[BEGIN]
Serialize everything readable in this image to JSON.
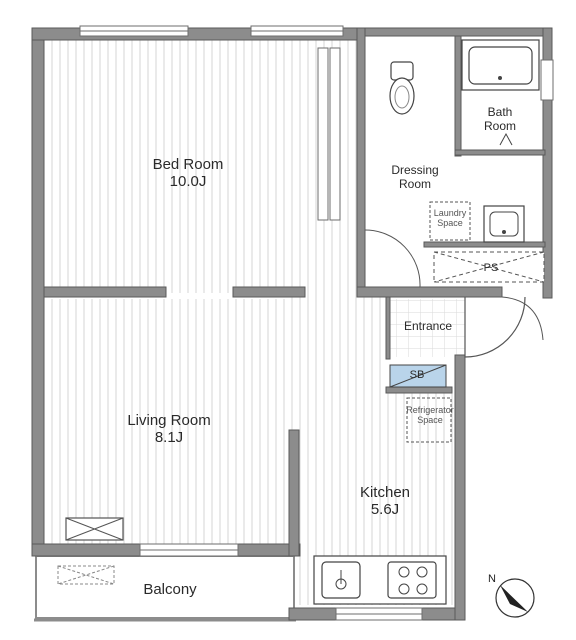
{
  "rooms": {
    "bed_room": {
      "name": "Bed Room",
      "size": "10.0J"
    },
    "living_room": {
      "name": "Living Room",
      "size": "8.1J"
    },
    "kitchen": {
      "name": "Kitchen",
      "size": "5.6J"
    },
    "dressing_room": {
      "name": "Dressing Room"
    },
    "bath_room": {
      "name": "Bath Room"
    },
    "entrance": {
      "name": "Entrance"
    },
    "balcony": {
      "name": "Balcony"
    }
  },
  "fixtures": {
    "laundry_space": "Laundry Space",
    "ps": "PS",
    "shoe_box": "SB",
    "refrigerator_space": "Refrigerator Space"
  },
  "colors": {
    "wall": "#8c8c8c",
    "wall_outline": "#5a5a5a",
    "floor_line": "#d4d4d4",
    "tile_line": "#d9d9d9",
    "shoe_box_fill": "#b9d4ea",
    "text": "#2a2a2a"
  },
  "icons": [
    "compass-icon",
    "toilet-icon",
    "bathtub-icon",
    "sink-icon",
    "stove-icon",
    "kitchen-sink-icon"
  ]
}
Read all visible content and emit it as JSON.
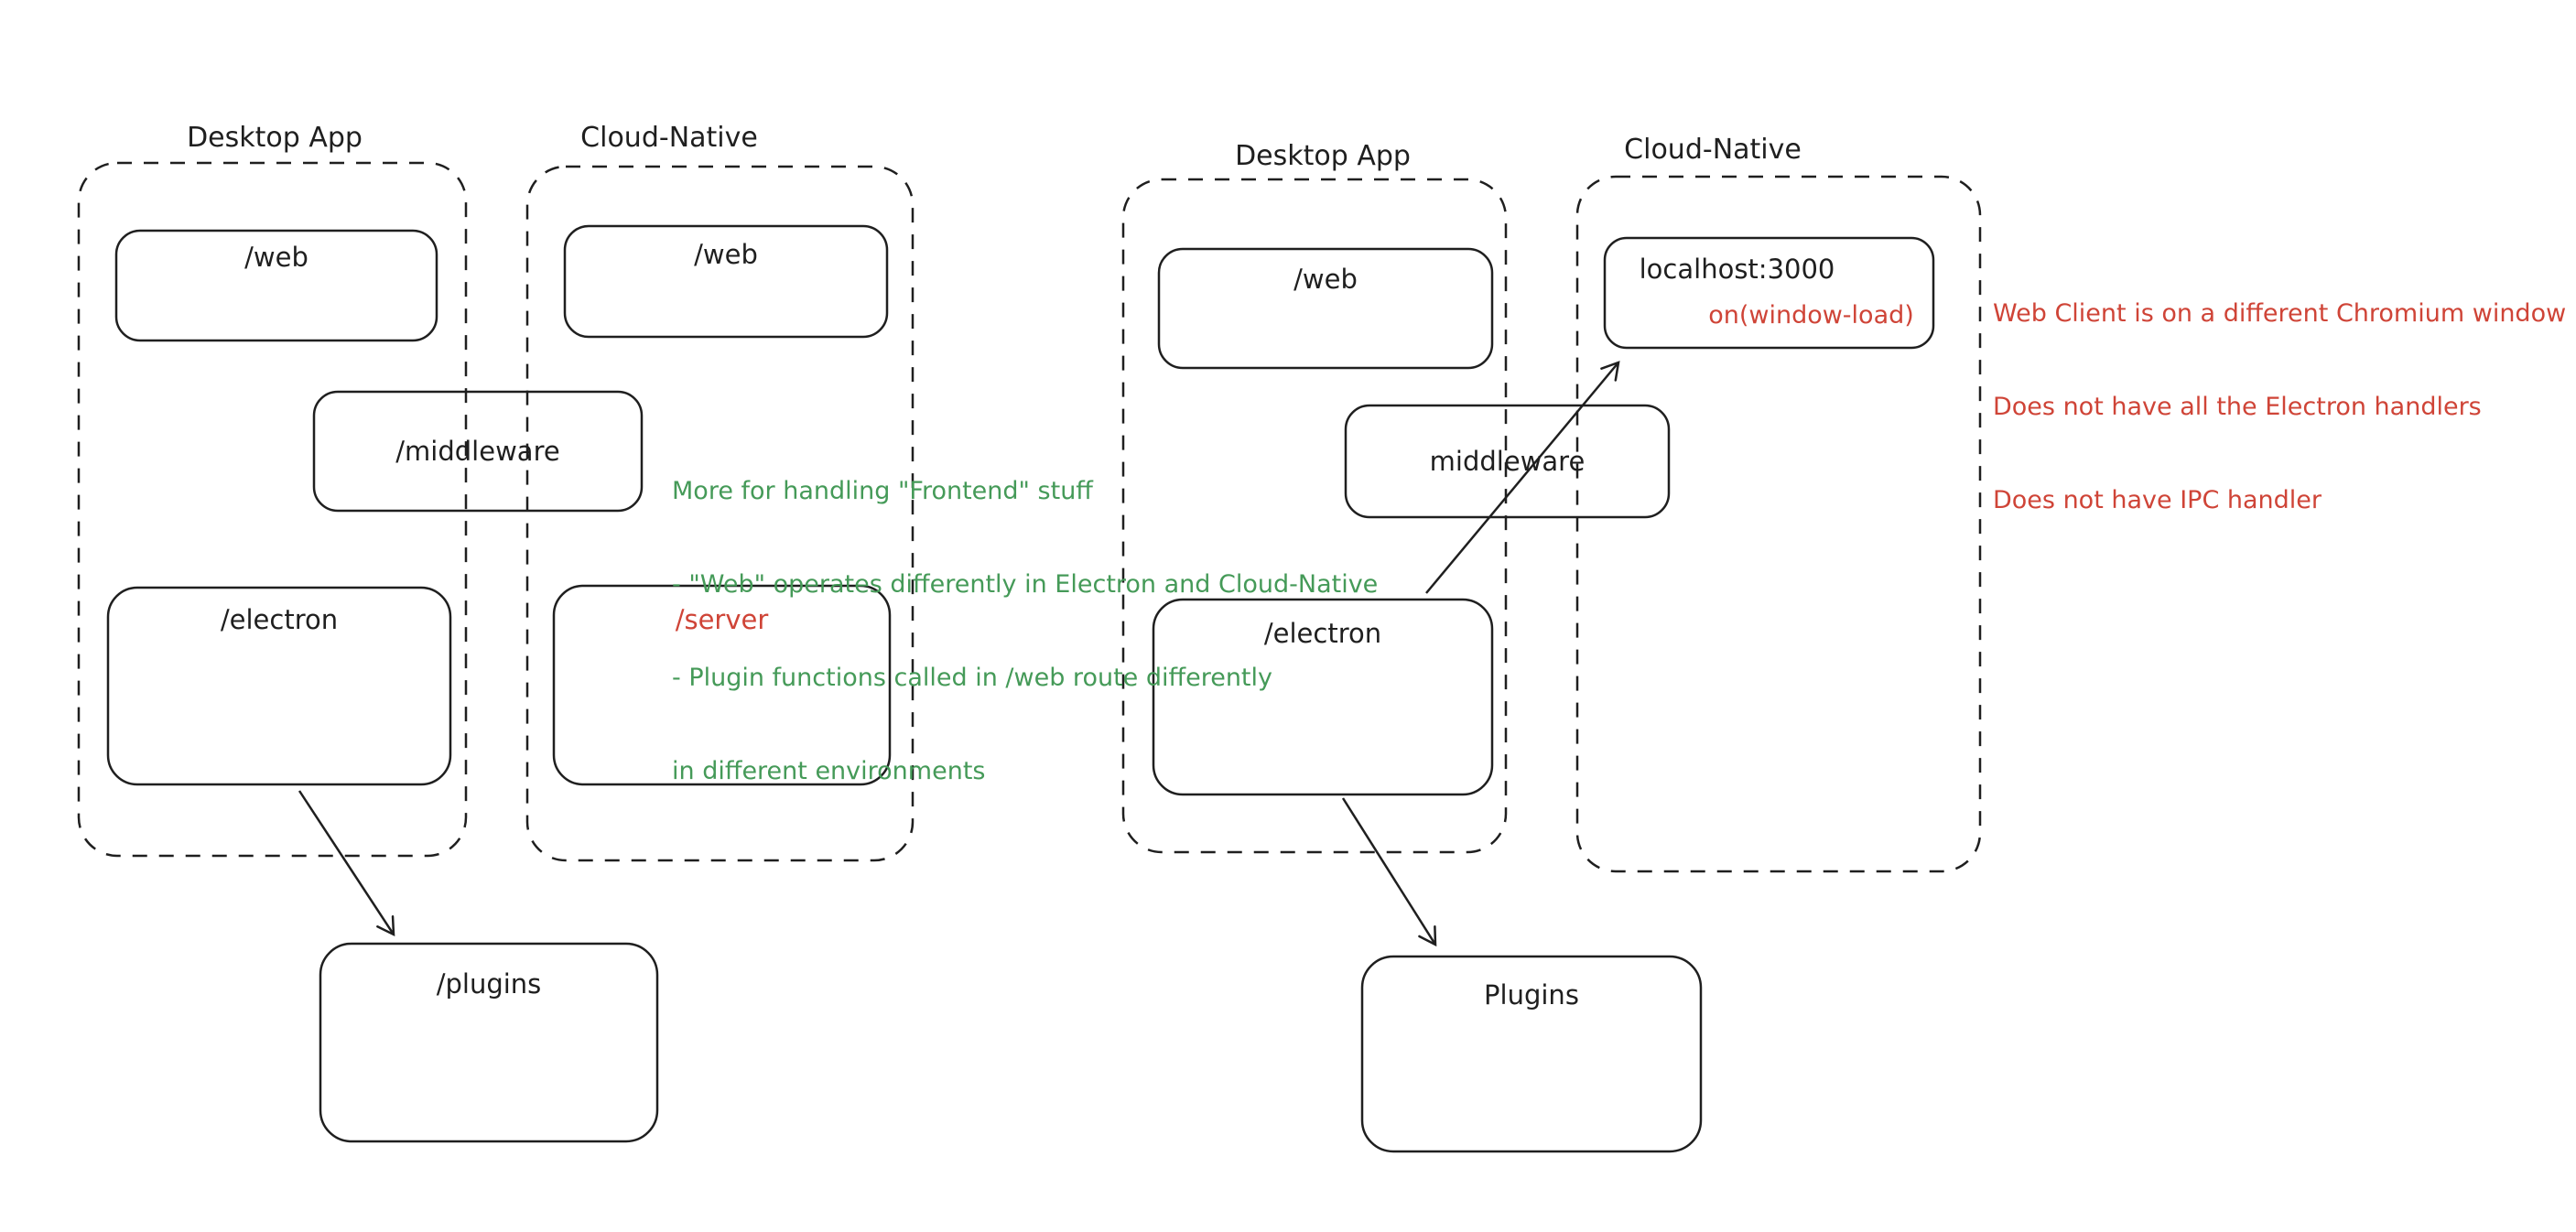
{
  "diagram_type": "hand-drawn architecture sketch, two side-by-side diagrams",
  "colors": {
    "background": "#ffffff",
    "ink": "#1f1f1f",
    "green_note": "#459a58",
    "red_accent": "#cf4437"
  },
  "left_diagram": {
    "desktop_group_label": "Desktop App",
    "cloud_group_label": "Cloud-Native",
    "desktop_web_box_label": "/web",
    "cloud_web_box_label": "/web",
    "middleware_box_label": "/middleware",
    "electron_box_label": "/electron",
    "server_box_label": "/server",
    "plugins_box_label": "/plugins",
    "green_note_lines": [
      "More for handling \"Frontend\" stuff",
      "- \"Web\" operates differently in Electron and Cloud-Native",
      "- Plugin functions called in /web route differently",
      "in different environments"
    ]
  },
  "right_diagram": {
    "desktop_group_label": "Desktop App",
    "cloud_group_label": "Cloud-Native",
    "web_box_label": "/web",
    "localhost_box_label": "localhost:3000",
    "localhost_box_sublabel": "on(window-load)",
    "middleware_box_label": "middleware",
    "electron_box_label": "/electron",
    "plugins_box_label": "Plugins",
    "red_note_lines": [
      "Web Client is on a different Chromium window",
      "Does not have all the Electron handlers",
      "Does not have IPC handler"
    ]
  }
}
[END]
Leave out the pictures and give the rest of the records again exactly.

§ Final result:
Serialize everything readable in this image to JSON.
{
  "rooms": {
    "bed_room": {
      "name": "Bed Room",
      "size": "10.0J"
    },
    "living_room": {
      "name": "Living Room",
      "size": "8.1J"
    },
    "kitchen": {
      "name": "Kitchen",
      "size": "5.6J"
    },
    "dressing_room": {
      "name": "Dressing Room"
    },
    "bath_room": {
      "name": "Bath Room"
    },
    "entrance": {
      "name": "Entrance"
    },
    "balcony": {
      "name": "Balcony"
    }
  },
  "fixtures": {
    "laundry_space": "Laundry Space",
    "ps": "PS",
    "shoe_box": "SB",
    "refrigerator_space": "Refrigerator Space"
  },
  "colors": {
    "wall": "#8c8c8c",
    "wall_outline": "#5a5a5a",
    "floor_line": "#d4d4d4",
    "tile_line": "#d9d9d9",
    "shoe_box_fill": "#b9d4ea",
    "text": "#2a2a2a"
  },
  "icons": [
    "compass-icon",
    "toilet-icon",
    "bathtub-icon",
    "sink-icon",
    "stove-icon",
    "kitchen-sink-icon"
  ]
}
Read all visible content and emit it as JSON.
{
  "diagram_type": "hand-drawn architecture sketch, two side-by-side diagrams",
  "colors": {
    "background": "#ffffff",
    "ink": "#1f1f1f",
    "green_note": "#459a58",
    "red_accent": "#cf4437"
  },
  "left_diagram": {
    "desktop_group_label": "Desktop App",
    "cloud_group_label": "Cloud-Native",
    "desktop_web_box_label": "/web",
    "cloud_web_box_label": "/web",
    "middleware_box_label": "/middleware",
    "electron_box_label": "/electron",
    "server_box_label": "/server",
    "plugins_box_label": "/plugins",
    "green_note_lines": [
      "More for handling \"Frontend\" stuff",
      "- \"Web\" operates differently in Electron and Cloud-Native",
      "- Plugin functions called in /web route differently",
      "in different environments"
    ]
  },
  "right_diagram": {
    "desktop_group_label": "Desktop App",
    "cloud_group_label": "Cloud-Native",
    "web_box_label": "/web",
    "localhost_box_label": "localhost:3000",
    "localhost_box_sublabel": "on(window-load)",
    "middleware_box_label": "middleware",
    "electron_box_label": "/electron",
    "plugins_box_label": "Plugins",
    "red_note_lines": [
      "Web Client is on a different Chromium window",
      "Does not have all the Electron handlers",
      "Does not have IPC handler"
    ]
  }
}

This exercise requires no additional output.